━━━ INPUT DATA ━━━

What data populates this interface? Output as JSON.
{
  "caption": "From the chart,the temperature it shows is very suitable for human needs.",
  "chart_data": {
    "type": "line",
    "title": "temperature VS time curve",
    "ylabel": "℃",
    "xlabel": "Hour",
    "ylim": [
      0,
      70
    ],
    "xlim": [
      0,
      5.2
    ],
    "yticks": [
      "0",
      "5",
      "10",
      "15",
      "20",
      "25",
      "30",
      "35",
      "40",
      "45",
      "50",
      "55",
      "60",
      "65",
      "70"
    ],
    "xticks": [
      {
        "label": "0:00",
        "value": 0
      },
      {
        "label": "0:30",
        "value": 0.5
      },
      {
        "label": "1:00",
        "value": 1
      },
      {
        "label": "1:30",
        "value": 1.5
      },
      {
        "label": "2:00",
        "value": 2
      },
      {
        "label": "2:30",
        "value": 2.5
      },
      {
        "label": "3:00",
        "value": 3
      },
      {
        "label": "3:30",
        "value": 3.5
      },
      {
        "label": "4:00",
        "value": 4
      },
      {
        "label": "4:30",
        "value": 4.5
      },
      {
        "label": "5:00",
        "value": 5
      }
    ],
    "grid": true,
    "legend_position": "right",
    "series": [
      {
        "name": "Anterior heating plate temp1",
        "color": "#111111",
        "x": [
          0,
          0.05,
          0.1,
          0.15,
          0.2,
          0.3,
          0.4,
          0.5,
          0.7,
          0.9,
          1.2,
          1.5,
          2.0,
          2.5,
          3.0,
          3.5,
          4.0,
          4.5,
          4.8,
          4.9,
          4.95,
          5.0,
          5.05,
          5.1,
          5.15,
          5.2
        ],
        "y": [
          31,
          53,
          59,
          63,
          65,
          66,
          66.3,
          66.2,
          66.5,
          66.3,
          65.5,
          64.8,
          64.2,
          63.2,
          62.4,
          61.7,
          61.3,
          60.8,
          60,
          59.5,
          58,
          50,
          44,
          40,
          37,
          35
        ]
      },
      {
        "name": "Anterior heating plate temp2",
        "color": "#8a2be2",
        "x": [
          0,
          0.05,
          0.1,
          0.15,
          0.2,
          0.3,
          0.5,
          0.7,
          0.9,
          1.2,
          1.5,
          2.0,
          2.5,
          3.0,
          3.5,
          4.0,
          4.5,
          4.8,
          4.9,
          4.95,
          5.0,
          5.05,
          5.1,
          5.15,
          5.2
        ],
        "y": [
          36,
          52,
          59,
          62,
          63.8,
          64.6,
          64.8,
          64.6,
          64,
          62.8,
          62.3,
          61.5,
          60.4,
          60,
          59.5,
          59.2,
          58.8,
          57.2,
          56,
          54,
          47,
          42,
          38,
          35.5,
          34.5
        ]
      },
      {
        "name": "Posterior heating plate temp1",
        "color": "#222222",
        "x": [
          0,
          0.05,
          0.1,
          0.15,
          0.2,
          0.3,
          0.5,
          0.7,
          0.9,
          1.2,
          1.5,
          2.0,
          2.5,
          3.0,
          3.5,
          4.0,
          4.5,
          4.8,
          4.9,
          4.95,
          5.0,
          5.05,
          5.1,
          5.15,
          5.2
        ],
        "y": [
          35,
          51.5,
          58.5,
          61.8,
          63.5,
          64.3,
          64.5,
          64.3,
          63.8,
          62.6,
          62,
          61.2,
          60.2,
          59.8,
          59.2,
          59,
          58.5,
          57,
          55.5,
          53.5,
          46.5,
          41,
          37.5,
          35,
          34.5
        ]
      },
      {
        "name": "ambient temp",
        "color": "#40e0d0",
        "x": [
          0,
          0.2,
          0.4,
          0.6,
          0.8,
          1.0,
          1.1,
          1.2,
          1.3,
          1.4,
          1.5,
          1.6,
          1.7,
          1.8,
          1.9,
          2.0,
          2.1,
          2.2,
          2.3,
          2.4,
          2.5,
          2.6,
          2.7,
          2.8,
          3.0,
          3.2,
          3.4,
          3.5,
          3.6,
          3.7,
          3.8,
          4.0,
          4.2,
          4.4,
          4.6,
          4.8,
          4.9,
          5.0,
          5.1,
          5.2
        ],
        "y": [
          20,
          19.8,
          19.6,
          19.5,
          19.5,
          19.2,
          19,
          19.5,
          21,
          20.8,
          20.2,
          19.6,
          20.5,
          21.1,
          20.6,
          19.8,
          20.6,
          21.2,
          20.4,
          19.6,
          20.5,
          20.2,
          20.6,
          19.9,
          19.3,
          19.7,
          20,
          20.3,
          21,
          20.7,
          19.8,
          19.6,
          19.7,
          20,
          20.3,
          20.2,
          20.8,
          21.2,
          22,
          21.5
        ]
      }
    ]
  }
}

━━━
━━━ INPUT DATA ━━━

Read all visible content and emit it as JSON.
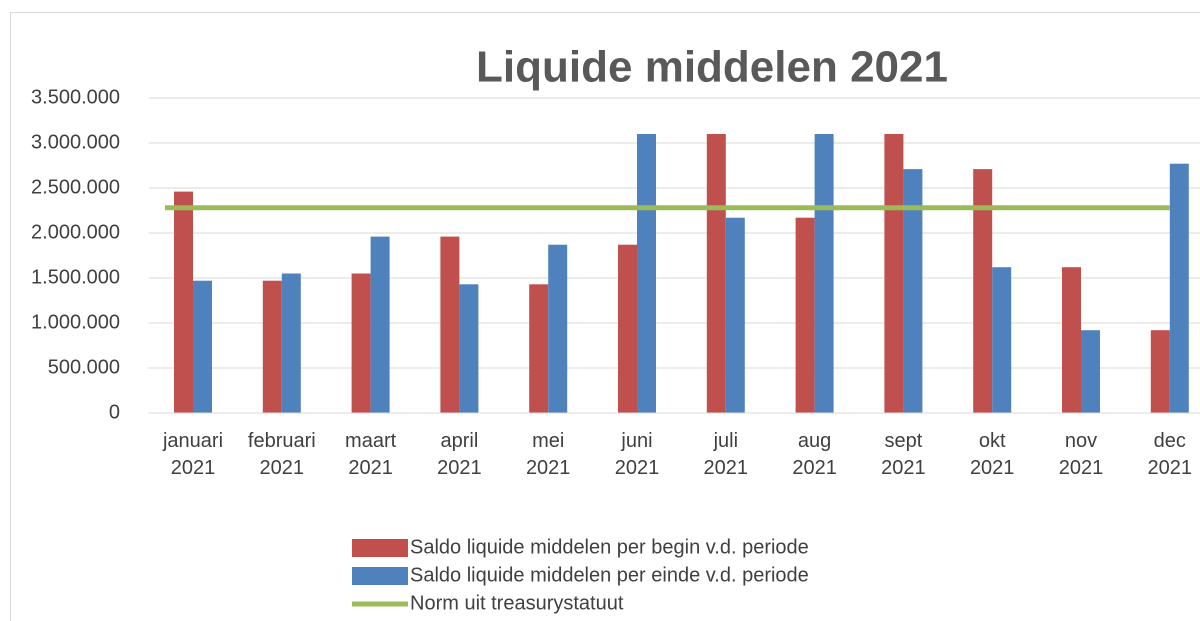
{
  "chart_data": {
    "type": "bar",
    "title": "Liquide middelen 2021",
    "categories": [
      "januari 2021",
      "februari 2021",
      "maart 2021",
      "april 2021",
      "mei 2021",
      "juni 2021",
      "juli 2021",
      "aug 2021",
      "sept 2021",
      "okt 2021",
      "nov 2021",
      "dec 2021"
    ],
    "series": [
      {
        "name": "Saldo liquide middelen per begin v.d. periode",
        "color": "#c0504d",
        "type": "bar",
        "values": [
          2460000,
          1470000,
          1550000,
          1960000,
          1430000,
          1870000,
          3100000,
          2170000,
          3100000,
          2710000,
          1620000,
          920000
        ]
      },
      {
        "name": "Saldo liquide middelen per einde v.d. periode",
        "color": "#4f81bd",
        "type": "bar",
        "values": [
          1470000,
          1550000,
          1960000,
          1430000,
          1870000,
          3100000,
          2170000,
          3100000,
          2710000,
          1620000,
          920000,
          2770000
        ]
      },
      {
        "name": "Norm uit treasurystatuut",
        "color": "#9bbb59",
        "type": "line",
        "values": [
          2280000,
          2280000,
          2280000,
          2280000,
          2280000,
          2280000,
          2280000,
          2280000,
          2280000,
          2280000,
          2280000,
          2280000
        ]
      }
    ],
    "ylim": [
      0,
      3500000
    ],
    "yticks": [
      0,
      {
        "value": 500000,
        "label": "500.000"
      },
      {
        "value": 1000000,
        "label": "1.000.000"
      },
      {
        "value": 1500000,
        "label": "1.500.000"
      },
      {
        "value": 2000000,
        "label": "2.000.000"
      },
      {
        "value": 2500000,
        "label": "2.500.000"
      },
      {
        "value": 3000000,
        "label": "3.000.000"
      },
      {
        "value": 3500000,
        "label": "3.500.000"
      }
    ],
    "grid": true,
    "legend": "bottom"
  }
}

━━━

**WHAT YOU WILL DO**
Using the listing above, list every line in which the string "heating" occurs.

**RESPONSE TO THE EXERCISE**
        "name": "Anterior heating plate temp1",
        "name": "Anterior heating plate temp2",
        "name": "Posterior heating plate temp1",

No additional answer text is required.